[Figure record listings]
┄┄┄┄┄┄┄┄┄┄┄┄┄┄┄┄┄┄┄┄
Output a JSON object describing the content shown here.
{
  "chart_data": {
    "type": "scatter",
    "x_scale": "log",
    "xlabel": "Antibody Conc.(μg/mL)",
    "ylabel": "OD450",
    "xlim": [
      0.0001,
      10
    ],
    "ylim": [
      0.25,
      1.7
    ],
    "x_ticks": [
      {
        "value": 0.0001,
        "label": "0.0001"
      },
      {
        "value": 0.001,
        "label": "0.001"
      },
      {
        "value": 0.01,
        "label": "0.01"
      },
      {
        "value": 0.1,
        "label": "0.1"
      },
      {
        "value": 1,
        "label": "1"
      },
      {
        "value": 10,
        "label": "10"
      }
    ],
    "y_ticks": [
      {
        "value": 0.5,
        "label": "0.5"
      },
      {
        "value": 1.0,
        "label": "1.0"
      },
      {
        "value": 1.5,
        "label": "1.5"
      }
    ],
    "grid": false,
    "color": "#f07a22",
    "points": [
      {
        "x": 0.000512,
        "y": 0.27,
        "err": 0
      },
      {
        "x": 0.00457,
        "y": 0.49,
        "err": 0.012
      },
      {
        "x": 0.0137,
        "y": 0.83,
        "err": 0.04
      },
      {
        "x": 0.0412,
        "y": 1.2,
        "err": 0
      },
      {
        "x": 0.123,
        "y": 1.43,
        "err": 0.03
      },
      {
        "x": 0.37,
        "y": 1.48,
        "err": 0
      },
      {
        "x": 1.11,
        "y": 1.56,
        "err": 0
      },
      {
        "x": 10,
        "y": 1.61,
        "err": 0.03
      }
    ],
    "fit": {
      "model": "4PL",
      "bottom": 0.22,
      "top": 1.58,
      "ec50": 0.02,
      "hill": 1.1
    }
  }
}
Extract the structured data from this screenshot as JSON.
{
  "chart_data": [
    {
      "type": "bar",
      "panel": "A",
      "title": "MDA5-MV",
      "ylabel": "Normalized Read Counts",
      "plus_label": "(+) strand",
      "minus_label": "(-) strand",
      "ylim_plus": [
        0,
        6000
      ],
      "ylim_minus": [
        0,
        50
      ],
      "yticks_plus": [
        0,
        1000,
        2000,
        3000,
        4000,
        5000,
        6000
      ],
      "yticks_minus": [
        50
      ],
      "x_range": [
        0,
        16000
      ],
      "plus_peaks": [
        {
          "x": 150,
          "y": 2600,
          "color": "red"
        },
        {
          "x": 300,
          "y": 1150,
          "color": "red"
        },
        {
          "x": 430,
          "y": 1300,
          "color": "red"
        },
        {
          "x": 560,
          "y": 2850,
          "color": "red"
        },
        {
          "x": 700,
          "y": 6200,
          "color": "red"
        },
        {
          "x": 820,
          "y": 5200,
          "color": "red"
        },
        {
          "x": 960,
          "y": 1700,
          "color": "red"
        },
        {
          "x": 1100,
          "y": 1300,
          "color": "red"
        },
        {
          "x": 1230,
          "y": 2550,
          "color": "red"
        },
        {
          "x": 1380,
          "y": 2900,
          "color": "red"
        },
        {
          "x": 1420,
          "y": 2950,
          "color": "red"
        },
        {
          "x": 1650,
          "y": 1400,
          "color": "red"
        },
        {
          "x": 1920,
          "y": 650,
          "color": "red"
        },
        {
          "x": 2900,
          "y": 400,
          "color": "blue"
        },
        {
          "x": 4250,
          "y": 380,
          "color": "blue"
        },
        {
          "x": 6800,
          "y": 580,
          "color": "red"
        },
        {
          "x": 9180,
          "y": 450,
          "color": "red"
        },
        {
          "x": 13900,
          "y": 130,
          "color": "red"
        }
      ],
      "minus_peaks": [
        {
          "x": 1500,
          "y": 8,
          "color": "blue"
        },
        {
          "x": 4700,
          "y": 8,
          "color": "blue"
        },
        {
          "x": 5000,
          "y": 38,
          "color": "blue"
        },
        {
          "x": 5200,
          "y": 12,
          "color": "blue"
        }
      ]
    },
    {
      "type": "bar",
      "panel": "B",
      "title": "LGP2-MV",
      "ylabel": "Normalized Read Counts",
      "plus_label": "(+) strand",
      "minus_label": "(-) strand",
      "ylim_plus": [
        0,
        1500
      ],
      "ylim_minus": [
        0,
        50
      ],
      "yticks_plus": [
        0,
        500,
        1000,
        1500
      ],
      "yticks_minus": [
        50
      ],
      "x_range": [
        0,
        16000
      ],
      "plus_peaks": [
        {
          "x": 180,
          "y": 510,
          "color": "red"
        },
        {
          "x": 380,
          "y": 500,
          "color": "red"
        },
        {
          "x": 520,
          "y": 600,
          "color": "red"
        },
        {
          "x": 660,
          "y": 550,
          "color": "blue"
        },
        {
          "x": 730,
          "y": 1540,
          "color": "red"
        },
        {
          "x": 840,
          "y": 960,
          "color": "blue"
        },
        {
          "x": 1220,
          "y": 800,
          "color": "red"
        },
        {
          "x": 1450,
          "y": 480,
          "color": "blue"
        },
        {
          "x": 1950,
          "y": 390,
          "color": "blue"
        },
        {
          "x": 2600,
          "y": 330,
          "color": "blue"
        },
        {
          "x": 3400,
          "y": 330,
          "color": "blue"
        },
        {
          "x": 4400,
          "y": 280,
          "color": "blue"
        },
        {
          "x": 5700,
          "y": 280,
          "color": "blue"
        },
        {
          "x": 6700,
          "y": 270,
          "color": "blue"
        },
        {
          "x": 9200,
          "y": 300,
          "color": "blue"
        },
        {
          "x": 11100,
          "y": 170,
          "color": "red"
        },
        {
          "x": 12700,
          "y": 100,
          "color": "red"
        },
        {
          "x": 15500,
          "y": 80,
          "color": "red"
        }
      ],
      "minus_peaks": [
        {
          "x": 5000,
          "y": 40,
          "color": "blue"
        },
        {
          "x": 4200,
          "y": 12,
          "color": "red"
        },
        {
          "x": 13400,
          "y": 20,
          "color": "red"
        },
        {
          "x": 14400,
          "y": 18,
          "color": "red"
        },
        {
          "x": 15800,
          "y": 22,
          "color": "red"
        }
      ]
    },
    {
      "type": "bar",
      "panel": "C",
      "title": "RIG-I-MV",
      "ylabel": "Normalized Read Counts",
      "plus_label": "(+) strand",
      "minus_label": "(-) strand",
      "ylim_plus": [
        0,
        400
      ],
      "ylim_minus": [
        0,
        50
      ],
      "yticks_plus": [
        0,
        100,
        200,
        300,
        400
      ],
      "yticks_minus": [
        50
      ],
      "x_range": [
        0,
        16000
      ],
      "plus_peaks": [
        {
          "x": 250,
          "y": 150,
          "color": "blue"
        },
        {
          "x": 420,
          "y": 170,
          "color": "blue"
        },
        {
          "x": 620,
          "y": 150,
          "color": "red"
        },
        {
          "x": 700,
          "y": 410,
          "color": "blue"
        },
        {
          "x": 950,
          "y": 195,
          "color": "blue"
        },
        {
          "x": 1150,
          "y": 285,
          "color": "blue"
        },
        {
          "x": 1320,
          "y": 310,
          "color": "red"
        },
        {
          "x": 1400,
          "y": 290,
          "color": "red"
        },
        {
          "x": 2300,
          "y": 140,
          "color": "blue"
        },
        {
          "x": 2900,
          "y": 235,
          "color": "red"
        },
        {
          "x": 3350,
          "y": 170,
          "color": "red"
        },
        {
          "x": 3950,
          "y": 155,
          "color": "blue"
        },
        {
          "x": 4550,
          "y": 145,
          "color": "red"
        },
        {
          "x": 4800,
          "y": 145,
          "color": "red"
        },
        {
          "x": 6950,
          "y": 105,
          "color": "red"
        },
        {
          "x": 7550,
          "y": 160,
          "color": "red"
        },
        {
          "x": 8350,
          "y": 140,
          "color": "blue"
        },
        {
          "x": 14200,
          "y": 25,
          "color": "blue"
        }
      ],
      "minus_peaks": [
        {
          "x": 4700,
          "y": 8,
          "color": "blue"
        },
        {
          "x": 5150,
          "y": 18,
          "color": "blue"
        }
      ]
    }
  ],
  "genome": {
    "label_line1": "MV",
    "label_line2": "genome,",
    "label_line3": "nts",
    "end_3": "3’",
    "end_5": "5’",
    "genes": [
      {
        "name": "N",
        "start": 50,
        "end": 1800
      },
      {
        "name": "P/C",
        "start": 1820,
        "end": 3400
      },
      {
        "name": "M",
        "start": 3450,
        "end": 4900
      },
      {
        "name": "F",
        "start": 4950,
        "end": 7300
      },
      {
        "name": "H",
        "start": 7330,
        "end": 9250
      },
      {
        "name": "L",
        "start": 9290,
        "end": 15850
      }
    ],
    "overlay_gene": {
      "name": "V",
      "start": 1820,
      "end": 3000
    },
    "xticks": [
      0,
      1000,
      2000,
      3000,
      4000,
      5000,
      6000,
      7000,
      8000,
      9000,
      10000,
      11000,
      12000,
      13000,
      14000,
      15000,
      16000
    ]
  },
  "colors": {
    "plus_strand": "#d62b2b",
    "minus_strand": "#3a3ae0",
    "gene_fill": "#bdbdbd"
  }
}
┄┄┄┄┄┄┄┄┄┄┄┄┄┄┄┄┄┄┄┄
About this exercise: Provide the number of lines above in which the word "JSON" appears, with no further words.

Answer box: 2